start Material for the task

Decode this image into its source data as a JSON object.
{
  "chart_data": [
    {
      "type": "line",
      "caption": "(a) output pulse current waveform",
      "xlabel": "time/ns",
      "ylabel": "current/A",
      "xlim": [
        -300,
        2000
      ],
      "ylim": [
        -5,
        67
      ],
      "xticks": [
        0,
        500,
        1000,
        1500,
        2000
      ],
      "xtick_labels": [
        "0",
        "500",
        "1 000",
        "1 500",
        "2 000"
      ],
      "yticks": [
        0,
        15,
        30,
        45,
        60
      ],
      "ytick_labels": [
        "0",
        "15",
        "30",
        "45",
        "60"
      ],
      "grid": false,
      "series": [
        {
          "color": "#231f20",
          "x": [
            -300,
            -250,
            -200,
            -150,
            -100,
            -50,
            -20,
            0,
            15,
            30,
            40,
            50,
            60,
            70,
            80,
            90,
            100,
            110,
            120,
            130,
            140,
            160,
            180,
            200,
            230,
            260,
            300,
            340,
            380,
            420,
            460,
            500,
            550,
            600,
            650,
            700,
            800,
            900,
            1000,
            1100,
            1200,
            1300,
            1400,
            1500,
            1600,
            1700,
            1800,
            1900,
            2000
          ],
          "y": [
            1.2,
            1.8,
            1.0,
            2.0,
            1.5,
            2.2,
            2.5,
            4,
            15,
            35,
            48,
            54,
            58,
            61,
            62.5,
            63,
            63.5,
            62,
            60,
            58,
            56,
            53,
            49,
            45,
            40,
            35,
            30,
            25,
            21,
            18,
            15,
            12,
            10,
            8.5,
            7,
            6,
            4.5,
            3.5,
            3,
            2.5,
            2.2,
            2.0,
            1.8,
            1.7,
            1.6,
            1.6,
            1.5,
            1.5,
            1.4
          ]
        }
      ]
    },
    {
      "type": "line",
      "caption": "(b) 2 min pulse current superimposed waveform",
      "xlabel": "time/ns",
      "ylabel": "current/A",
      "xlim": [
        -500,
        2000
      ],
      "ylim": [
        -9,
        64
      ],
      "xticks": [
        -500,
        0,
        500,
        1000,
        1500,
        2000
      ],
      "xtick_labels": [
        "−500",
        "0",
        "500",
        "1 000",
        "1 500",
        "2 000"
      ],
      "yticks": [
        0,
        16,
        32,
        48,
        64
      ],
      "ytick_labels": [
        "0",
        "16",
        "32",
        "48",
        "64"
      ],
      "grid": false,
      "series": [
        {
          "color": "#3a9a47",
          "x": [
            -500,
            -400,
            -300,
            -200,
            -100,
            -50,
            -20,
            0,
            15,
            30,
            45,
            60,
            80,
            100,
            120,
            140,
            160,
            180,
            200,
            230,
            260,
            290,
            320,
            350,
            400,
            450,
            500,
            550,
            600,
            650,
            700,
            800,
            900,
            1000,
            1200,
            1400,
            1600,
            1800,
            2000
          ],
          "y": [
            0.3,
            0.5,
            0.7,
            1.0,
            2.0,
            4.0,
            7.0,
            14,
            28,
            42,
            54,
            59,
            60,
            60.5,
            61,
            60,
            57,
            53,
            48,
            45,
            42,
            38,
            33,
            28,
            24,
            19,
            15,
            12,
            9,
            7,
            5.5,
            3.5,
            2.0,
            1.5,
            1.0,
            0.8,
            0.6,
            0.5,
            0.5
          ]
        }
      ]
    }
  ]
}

end Material for the task

- _Brief_:
Output the entries exactly.

- _Solution to the exercise_:
Decode this image into its source data as a JSON object.
{
  "chart_data": [
    {
      "type": "line",
      "caption": "(a) output pulse current waveform",
      "xlabel": "time/ns",
      "ylabel": "current/A",
      "xlim": [
        -300,
        2000
      ],
      "ylim": [
        -5,
        67
      ],
      "xticks": [
        0,
        500,
        1000,
        1500,
        2000
      ],
      "xtick_labels": [
        "0",
        "500",
        "1 000",
        "1 500",
        "2 000"
      ],
      "yticks": [
        0,
        15,
        30,
        45,
        60
      ],
      "ytick_labels": [
        "0",
        "15",
        "30",
        "45",
        "60"
      ],
      "grid": false,
      "series": [
        {
          "color": "#231f20",
          "x": [
            -300,
            -250,
            -200,
            -150,
            -100,
            -50,
            -20,
            0,
            15,
            30,
            40,
            50,
            60,
            70,
            80,
            90,
            100,
            110,
            120,
            130,
            140,
            160,
            180,
            200,
            230,
            260,
            300,
            340,
            380,
            420,
            460,
            500,
            550,
            600,
            650,
            700,
            800,
            900,
            1000,
            1100,
            1200,
            1300,
            1400,
            1500,
            1600,
            1700,
            1800,
            1900,
            2000
          ],
          "y": [
            1.2,
            1.8,
            1.0,
            2.0,
            1.5,
            2.2,
            2.5,
            4,
            15,
            35,
            48,
            54,
            58,
            61,
            62.5,
            63,
            63.5,
            62,
            60,
            58,
            56,
            53,
            49,
            45,
            40,
            35,
            30,
            25,
            21,
            18,
            15,
            12,
            10,
            8.5,
            7,
            6,
            4.5,
            3.5,
            3,
            2.5,
            2.2,
            2.0,
            1.8,
            1.7,
            1.6,
            1.6,
            1.5,
            1.5,
            1.4
          ]
        }
      ]
    },
    {
      "type": "line",
      "caption": "(b) 2 min pulse current superimposed waveform",
      "xlabel": "time/ns",
      "ylabel": "current/A",
      "xlim": [
        -500,
        2000
      ],
      "ylim": [
        -9,
        64
      ],
      "xticks": [
        -500,
        0,
        500,
        1000,
        1500,
        2000
      ],
      "xtick_labels": [
        "−500",
        "0",
        "500",
        "1 000",
        "1 500",
        "2 000"
      ],
      "yticks": [
        0,
        16,
        32,
        48,
        64
      ],
      "ytick_labels": [
        "0",
        "16",
        "32",
        "48",
        "64"
      ],
      "grid": false,
      "series": [
        {
          "color": "#3a9a47",
          "x": [
            -500,
            -400,
            -300,
            -200,
            -100,
            -50,
            -20,
            0,
            15,
            30,
            45,
            60,
            80,
            100,
            120,
            140,
            160,
            180,
            200,
            230,
            260,
            290,
            320,
            350,
            400,
            450,
            500,
            550,
            600,
            650,
            700,
            800,
            900,
            1000,
            1200,
            1400,
            1600,
            1800,
            2000
          ],
          "y": [
            0.3,
            0.5,
            0.7,
            1.0,
            2.0,
            4.0,
            7.0,
            14,
            28,
            42,
            54,
            59,
            60,
            60.5,
            61,
            60,
            57,
            53,
            48,
            45,
            42,
            38,
            33,
            28,
            24,
            19,
            15,
            12,
            9,
            7,
            5.5,
            3.5,
            2.0,
            1.5,
            1.0,
            0.8,
            0.6,
            0.5,
            0.5
          ]
        }
      ]
    }
  ]
}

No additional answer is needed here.